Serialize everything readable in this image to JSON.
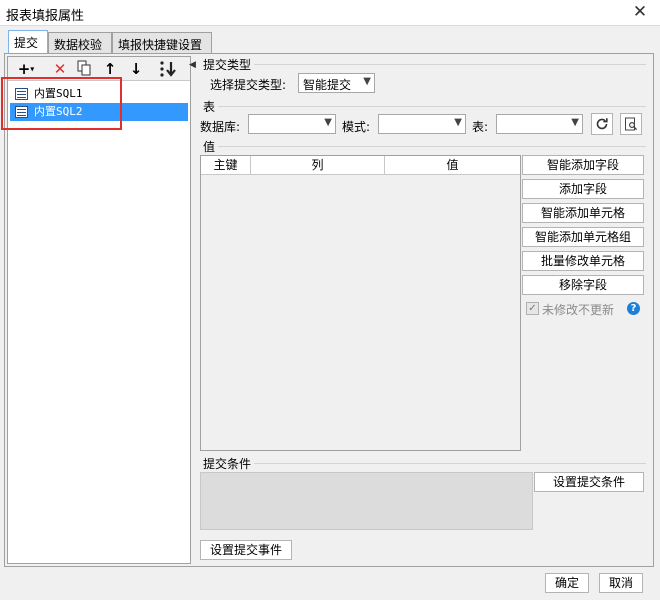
{
  "window": {
    "title": "报表填报属性",
    "close_glyph": "✕"
  },
  "tabs": [
    {
      "label": "提交",
      "active": true
    },
    {
      "label": "数据校验",
      "active": false
    },
    {
      "label": "填报快捷键设置",
      "active": false
    }
  ],
  "toolbar": {
    "add_icon": "plus-icon",
    "delete_icon": "delete-x-icon",
    "copy_icon": "copy-icon",
    "up_icon": "arrow-up-icon",
    "down_icon": "arrow-down-icon",
    "sort_icon": "sort-icon"
  },
  "tree": {
    "items": [
      {
        "label": "内置SQL1",
        "selected": false
      },
      {
        "label": "内置SQL2",
        "selected": true
      }
    ],
    "highlight_color": "#e0302d"
  },
  "submit_type": {
    "section_label": "提交类型",
    "select_label": "选择提交类型:",
    "select_value": "智能提交"
  },
  "table_section": {
    "section_label": "表",
    "db_label": "数据库:",
    "db_value": "",
    "schema_label": "模式:",
    "schema_value": "",
    "table_label": "表:",
    "table_value": "",
    "refresh_icon": "refresh-icon",
    "search_icon": "search-icon"
  },
  "values_section": {
    "section_label": "值",
    "columns": [
      "主键",
      "列",
      "值"
    ],
    "rows": []
  },
  "side_buttons": {
    "smart_add_field": "智能添加字段",
    "add_field": "添加字段",
    "smart_add_cell": "智能添加单元格",
    "smart_add_cell_group": "智能添加单元格组",
    "batch_modify_cell": "批量修改单元格",
    "remove_field": "移除字段",
    "unmodified_no_update": "未修改不更新",
    "unmodified_checked": true,
    "help_glyph": "?"
  },
  "condition_section": {
    "section_label": "提交条件",
    "set_condition_button": "设置提交条件",
    "set_event_button": "设置提交事件"
  },
  "footer": {
    "ok": "确定",
    "cancel": "取消"
  },
  "colors": {
    "selection": "#3399ff",
    "accent": "#1e7fd8"
  }
}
○ ○ ○ ○ ○ ○ ○
Pictures don't belong in the copy. Transcribe every record exactly as it appears.

Serialize everything readable in this image to JSON.
{
  "window": {
    "title": "报表填报属性",
    "close_glyph": "✕"
  },
  "tabs": [
    {
      "label": "提交",
      "active": true
    },
    {
      "label": "数据校验",
      "active": false
    },
    {
      "label": "填报快捷键设置",
      "active": false
    }
  ],
  "toolbar": {
    "add_icon": "plus-icon",
    "delete_icon": "delete-x-icon",
    "copy_icon": "copy-icon",
    "up_icon": "arrow-up-icon",
    "down_icon": "arrow-down-icon",
    "sort_icon": "sort-icon"
  },
  "tree": {
    "items": [
      {
        "label": "内置SQL1",
        "selected": false
      },
      {
        "label": "内置SQL2",
        "selected": true
      }
    ],
    "highlight_color": "#e0302d"
  },
  "submit_type": {
    "section_label": "提交类型",
    "select_label": "选择提交类型:",
    "select_value": "智能提交"
  },
  "table_section": {
    "section_label": "表",
    "db_label": "数据库:",
    "db_value": "",
    "schema_label": "模式:",
    "schema_value": "",
    "table_label": "表:",
    "table_value": "",
    "refresh_icon": "refresh-icon",
    "search_icon": "search-icon"
  },
  "values_section": {
    "section_label": "值",
    "columns": [
      "主键",
      "列",
      "值"
    ],
    "rows": []
  },
  "side_buttons": {
    "smart_add_field": "智能添加字段",
    "add_field": "添加字段",
    "smart_add_cell": "智能添加单元格",
    "smart_add_cell_group": "智能添加单元格组",
    "batch_modify_cell": "批量修改单元格",
    "remove_field": "移除字段",
    "unmodified_no_update": "未修改不更新",
    "unmodified_checked": true,
    "help_glyph": "?"
  },
  "condition_section": {
    "section_label": "提交条件",
    "set_condition_button": "设置提交条件",
    "set_event_button": "设置提交事件"
  },
  "footer": {
    "ok": "确定",
    "cancel": "取消"
  },
  "colors": {
    "selection": "#3399ff",
    "accent": "#1e7fd8"
  }
}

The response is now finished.